[Stored entries]
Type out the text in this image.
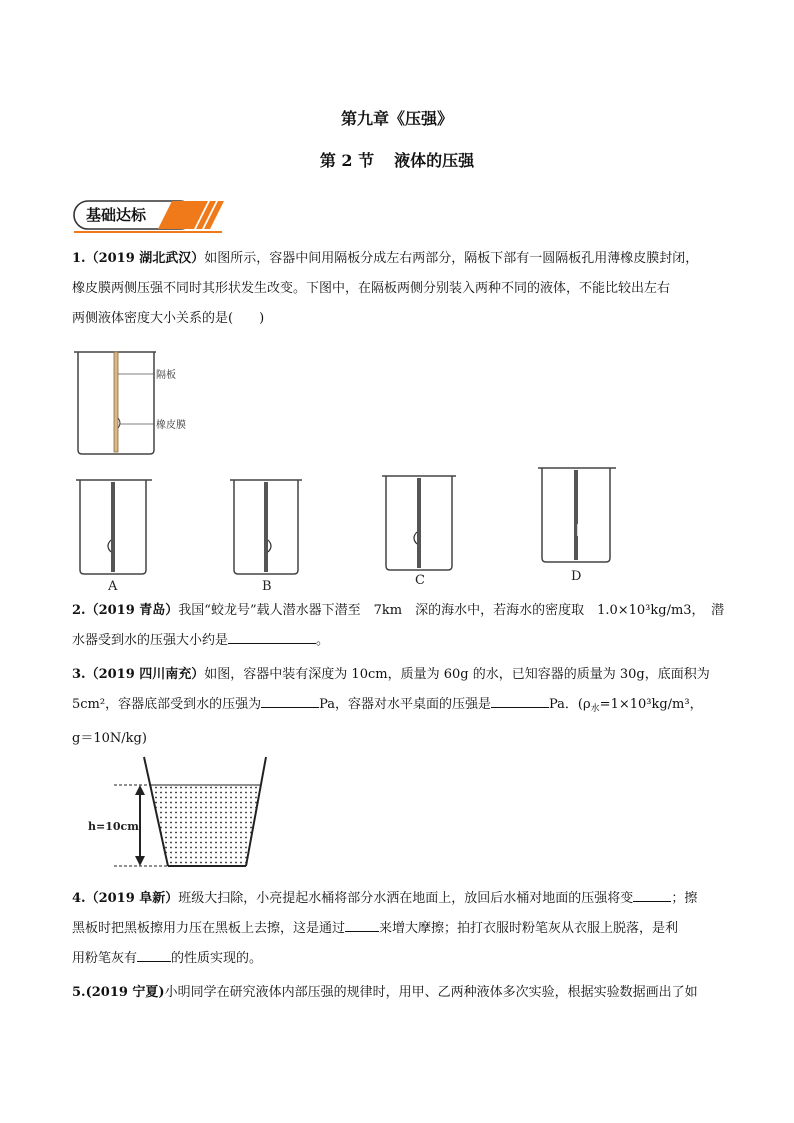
第九章《压强》
第 2 节 液体的压强
基础达标
1.（2019 湖北武汉）如图所示，容器中间用隔板分成左右两部分，隔板下部有一圆隔板孔用薄橡皮膜封闭，
橡皮膜两侧压强不同时其形状发生改变。下图中，在隔板两侧分别装入两种不同的液体，不能比较出左右
两侧液体密度大小关系的是(　　)
隔板
橡皮膜
A	B	C	D
2.（2019 青岛）我国“蛟龙号”载人潜水器下潜至　7km　深的海水中，若海水的密度取　1.0×10³kg/m3，　潜
水器受到水的压强大小约是	。
3.（2019 四川南充）如图，容器中装有深度为 10cm，质量为 60g 的水，已知容器的质量为 30g，底面积为
5cm²，容器底部受到水的压强为	Pa，容器对水平桌面的压强是	Pa．($\rho_水=1\times 10^3kg/m^3$，
g＝10N/kg)
h=10cm
4.（2019 阜新）班级大扫除，小亮提起水桶将部分水洒在地面上，放回后水桶对地面的压强将变	；擦
黑板时把黑板擦用力压在黑板上去擦，这是通过	来增大摩擦；拍打衣服时粉笔灰从衣服上脱落，是利
用粉笔灰有	的性质实现的。
5.(2019 宁夏)小明同学在研究液体内部压强的规律时，用甲、乙两种液体多次实验，根据实验数据画出了如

TASK TO CARRY OUT:
Restate the full listing verbatim and drop every picture.

THE SOLUTION:
Type out the text in this image.
第九章《压强》
第 2 节 液体的压强
基础达标
1.（2019 湖北武汉）如图所示，容器中间用隔板分成左右两部分，隔板下部有一圆隔板孔用薄橡皮膜封闭，
橡皮膜两侧压强不同时其形状发生改变。下图中，在隔板两侧分别装入两种不同的液体，不能比较出左右
两侧液体密度大小关系的是(　　)
隔板
橡皮膜
A	B	C	D
2.（2019 青岛）我国“蛟龙号”载人潜水器下潜至　7km　深的海水中，若海水的密度取　1.0×10³kg/m3，　潜
水器受到水的压强大小约是	。
3.（2019 四川南充）如图，容器中装有深度为 10cm，质量为 60g 的水，已知容器的质量为 30g，底面积为
5cm²，容器底部受到水的压强为	Pa，容器对水平桌面的压强是	Pa．($\rho_水=1\times 10^3kg/m^3$，
g＝10N/kg)
h=10cm
4.（2019 阜新）班级大扫除，小亮提起水桶将部分水洒在地面上，放回后水桶对地面的压强将变	；擦
黑板时把黑板擦用力压在黑板上去擦，这是通过	来增大摩擦；拍打衣服时粉笔灰从衣服上脱落，是利
用粉笔灰有	的性质实现的。
5.(2019 宁夏)小明同学在研究液体内部压强的规律时，用甲、乙两种液体多次实验，根据实验数据画出了如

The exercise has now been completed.